--- Explorar o material ---
**1)** Responda, com base no texto apresentado:
(a) O que os relatos textuais são para os cientistas sociais?
(b) Segundo os critérios da TAR, o que é um texto de qualidade?
(c) O que designa uma "rede" na expressão "ator-rede"?
**2)** Segundo o texto apresentado, por que um texto não deve ser julgado com base em seu estilo pelos critérios da TAR? Responda em uma a três frases.

--- Texto apresentado ---

----

Os relatos textuais são os laboratórios dos cientistas sociais e é justamente através da artificialidade desses meios que a objetividade poderá ser alcançada. Logo, tratar uma pesquisa de um cientista social com um relato textual não afeta a sua pretensão de verdade, apenas aumenta o número de precauções que devem ser consideradas e de habilidades exigidas dos investigadores (LATOUR, 2005, p.127).

Um texto, segundo os critérios da TAR, não deve ser julgado com base em seu estilo, já que os cientistas sociais jamais conseguirão imitar as habilidades dos escritores e poetas. Um texto de qualidade, segundo os critérios da TAR, é um relato capaz de rastrear uma rede. Em se tratando de um termo tão polissêmico quanto o

de “rede”, é importante descrever melhor o seu significado. Uma “rede”, como é entendida a partir da expressão “ator-rede”, designa uma sequência de participantes tratados como plenos mediadores. Uma rede não designa algo “lá fora”, composta de pontos interconectados, como uma rede telefônica, ferroviária ou uma rede de esgoto. Uma rede, no vocabulário da TAR, é um indicador da qualidade de um texto.

De forma bem simples: um bom relato com base na TAR é uma narrativa, uma descrição ou uma proposição onde todos os atores são responsáveis por uma ação. Em vez de simplesmente transportar efeitos sem os transformar, cada ponto do texto pode se tornar uma bifurcação, um evento, a origem de uma nova tradução. Assim que os atores passam a ser tratados como mediadores, eles possibilitam que o movimento do social se torne visível [...] Um texto, a partir de nossa definição de ciência social, é um teste de quantos atores um analista é capaz de tratar como mediadores e quão longe ele é capaz de seguí-los” (LATOUR , 2005, p.128).

----

--- Dados fornecidos ---
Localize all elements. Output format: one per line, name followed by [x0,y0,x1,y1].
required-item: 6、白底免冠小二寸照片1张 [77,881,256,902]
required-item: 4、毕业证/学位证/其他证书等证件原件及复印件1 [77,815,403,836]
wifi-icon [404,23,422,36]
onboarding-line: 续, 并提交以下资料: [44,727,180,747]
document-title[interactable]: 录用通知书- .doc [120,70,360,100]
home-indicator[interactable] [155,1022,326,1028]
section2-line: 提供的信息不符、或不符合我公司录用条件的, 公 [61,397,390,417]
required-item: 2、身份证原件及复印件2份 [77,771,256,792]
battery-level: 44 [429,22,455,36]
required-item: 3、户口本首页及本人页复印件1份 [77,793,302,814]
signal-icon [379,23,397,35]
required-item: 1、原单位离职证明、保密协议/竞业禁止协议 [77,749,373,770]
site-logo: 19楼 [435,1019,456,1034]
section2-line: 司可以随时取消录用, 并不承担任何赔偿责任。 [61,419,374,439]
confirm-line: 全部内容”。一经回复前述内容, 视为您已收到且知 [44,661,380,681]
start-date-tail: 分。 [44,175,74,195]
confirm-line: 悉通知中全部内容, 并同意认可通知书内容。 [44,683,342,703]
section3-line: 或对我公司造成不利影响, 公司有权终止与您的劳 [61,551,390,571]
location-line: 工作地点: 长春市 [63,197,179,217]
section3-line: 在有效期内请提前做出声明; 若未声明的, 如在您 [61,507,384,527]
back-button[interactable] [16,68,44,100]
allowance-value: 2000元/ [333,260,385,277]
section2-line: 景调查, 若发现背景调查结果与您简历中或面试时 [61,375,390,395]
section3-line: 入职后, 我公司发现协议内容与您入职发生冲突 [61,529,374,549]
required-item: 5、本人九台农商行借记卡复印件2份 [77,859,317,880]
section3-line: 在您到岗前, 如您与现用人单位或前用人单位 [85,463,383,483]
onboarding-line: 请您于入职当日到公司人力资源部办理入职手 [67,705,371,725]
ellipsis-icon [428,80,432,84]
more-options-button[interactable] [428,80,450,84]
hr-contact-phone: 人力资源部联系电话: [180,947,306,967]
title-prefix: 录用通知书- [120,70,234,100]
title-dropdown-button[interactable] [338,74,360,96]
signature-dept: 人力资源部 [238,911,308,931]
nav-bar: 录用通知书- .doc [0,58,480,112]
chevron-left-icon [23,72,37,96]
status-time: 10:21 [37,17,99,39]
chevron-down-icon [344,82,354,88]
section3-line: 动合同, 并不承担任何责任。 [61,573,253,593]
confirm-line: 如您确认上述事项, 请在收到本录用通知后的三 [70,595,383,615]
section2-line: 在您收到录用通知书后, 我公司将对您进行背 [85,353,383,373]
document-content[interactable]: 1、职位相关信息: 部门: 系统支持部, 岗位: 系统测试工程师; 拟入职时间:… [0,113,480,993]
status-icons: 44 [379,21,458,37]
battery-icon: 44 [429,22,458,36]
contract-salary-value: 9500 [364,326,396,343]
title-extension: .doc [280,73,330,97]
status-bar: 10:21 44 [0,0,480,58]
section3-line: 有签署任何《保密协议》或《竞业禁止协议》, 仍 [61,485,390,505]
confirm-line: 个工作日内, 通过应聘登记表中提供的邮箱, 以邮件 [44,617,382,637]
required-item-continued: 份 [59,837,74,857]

----

--- Lista de respostas ---
**1)**
(a) São os laboratórios dos cientistas sociais.
(b) É um relato capaz de rastrear uma rede.
(c) Designa uma sequência de participantes tratados como plenos mediadores.

**2)** Pelos critérios da TAR, um texto não deve ser julgado pelo estilo porque os cientistas sociais jamais conseguirão imitar as habilidades dos escritores e poetas.